• _Work instructions_: Set out every line bearing the string "révoltes".

-- START Supplied data --

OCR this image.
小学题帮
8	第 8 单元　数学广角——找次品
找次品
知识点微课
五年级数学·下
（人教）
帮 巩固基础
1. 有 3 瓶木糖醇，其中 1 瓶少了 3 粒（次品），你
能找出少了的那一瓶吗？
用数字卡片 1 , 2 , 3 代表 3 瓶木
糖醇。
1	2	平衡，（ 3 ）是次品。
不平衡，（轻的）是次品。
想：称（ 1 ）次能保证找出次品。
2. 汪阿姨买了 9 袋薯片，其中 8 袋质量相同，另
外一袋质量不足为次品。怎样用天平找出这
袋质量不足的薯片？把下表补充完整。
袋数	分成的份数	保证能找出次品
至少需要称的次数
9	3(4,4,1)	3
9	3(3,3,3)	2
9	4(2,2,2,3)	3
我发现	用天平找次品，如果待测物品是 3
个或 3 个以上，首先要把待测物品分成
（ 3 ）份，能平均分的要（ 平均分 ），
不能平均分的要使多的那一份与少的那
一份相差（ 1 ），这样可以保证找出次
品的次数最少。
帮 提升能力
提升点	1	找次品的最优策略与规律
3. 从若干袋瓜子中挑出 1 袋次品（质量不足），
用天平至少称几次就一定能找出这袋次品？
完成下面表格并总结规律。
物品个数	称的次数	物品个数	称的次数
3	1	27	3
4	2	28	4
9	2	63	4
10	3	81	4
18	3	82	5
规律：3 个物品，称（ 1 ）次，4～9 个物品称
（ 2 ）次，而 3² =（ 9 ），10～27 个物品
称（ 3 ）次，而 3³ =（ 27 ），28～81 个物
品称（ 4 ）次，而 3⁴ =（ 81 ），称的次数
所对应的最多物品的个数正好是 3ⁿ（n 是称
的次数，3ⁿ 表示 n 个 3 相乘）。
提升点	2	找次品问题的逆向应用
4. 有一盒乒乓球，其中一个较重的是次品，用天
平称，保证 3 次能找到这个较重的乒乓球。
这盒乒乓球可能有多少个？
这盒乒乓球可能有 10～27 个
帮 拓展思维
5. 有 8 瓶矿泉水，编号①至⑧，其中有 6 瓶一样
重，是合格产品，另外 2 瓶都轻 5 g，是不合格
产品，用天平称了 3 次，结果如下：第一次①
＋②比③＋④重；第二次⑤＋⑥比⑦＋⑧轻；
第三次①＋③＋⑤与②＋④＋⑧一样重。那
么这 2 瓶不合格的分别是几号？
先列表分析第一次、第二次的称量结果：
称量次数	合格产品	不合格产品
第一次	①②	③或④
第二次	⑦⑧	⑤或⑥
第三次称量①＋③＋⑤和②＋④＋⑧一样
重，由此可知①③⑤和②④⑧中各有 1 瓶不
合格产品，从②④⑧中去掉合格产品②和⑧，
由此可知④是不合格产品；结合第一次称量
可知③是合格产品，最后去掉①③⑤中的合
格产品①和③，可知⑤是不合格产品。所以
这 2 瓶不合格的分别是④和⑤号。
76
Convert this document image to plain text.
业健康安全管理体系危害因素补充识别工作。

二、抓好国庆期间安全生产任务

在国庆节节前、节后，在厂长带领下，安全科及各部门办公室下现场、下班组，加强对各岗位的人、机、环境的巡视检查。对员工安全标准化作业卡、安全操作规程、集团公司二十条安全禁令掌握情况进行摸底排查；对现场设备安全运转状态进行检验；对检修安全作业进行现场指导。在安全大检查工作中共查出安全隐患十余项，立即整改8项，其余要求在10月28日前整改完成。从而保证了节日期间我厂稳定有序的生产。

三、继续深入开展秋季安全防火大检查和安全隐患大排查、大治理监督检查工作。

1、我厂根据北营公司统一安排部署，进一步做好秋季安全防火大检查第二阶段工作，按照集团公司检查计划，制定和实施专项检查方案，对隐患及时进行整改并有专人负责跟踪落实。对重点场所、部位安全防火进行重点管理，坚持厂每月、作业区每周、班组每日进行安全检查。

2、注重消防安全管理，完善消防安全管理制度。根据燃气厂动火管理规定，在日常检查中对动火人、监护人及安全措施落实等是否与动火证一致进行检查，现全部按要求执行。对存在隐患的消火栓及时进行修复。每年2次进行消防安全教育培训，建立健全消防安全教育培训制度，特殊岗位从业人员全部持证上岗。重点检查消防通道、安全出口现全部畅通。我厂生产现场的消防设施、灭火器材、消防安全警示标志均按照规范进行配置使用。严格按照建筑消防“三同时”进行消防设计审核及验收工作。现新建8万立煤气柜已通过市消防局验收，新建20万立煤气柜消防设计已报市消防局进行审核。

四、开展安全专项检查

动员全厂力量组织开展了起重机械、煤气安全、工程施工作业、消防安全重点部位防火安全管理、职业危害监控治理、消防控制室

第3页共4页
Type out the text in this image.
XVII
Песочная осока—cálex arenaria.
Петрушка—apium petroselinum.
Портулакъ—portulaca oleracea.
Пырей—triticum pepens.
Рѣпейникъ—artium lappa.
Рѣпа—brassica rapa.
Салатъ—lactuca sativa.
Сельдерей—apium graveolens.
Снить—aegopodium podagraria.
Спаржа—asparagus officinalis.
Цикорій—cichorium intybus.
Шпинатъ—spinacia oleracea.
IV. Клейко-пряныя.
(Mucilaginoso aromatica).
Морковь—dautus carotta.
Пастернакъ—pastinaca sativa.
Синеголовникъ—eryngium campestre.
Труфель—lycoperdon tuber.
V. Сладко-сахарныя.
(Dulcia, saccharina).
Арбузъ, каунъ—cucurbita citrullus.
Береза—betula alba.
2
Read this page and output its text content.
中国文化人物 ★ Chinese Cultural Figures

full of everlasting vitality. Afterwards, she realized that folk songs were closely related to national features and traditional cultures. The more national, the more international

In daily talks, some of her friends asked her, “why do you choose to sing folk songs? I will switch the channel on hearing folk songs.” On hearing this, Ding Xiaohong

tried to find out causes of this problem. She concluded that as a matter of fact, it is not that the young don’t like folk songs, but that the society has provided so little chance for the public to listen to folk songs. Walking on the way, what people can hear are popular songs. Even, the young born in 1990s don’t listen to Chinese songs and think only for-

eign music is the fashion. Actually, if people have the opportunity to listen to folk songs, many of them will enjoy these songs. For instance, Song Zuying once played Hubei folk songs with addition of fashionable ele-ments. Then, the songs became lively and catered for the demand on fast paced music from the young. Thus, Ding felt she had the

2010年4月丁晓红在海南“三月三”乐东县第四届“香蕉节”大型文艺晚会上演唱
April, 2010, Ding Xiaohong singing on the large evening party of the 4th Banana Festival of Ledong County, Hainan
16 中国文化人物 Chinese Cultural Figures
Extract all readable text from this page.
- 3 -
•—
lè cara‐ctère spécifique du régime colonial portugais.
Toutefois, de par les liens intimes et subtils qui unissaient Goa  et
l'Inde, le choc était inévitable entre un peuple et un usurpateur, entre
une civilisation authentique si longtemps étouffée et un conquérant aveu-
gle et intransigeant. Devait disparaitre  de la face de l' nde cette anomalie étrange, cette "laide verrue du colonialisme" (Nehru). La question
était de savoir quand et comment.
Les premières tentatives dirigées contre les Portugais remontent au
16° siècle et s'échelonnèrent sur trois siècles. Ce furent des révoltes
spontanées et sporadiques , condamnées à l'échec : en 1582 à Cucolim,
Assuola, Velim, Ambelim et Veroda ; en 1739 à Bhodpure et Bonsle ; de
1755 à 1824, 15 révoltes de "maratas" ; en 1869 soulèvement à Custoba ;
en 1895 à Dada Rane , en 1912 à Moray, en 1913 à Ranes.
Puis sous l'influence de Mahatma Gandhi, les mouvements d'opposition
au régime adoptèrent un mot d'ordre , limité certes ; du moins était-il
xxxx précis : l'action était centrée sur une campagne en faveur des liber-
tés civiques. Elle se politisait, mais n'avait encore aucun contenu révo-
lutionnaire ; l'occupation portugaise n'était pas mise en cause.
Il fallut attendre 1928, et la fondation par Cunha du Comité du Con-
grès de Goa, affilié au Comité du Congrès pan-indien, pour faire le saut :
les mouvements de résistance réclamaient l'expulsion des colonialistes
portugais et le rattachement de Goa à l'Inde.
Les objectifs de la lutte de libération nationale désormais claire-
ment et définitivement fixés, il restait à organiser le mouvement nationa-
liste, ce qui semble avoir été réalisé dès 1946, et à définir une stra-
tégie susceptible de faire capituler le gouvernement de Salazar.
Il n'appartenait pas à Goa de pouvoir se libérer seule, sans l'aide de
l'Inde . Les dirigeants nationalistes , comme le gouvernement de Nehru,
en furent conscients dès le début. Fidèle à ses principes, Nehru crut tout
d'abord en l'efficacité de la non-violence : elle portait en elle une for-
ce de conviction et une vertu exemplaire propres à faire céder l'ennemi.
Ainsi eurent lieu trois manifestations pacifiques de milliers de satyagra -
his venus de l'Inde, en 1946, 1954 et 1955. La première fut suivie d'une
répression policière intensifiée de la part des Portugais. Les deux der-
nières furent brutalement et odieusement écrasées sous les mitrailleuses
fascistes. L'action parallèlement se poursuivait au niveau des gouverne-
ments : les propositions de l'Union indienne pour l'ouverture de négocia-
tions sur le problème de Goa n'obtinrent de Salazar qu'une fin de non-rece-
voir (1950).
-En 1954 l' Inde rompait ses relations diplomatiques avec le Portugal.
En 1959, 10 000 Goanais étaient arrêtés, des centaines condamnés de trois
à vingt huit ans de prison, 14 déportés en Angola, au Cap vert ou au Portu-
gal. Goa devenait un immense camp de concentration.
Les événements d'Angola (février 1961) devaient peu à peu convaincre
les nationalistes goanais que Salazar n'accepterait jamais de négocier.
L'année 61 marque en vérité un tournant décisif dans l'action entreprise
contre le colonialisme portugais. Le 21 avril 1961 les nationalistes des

-- END Supplied data --

• _Exercise response_:
16° siècle et s'échelonnèrent sur trois siècles. Ce furent des révoltes
1755 à 1824, 15 révoltes de "maratas" ; en 1869 soulèvement à Custoba ;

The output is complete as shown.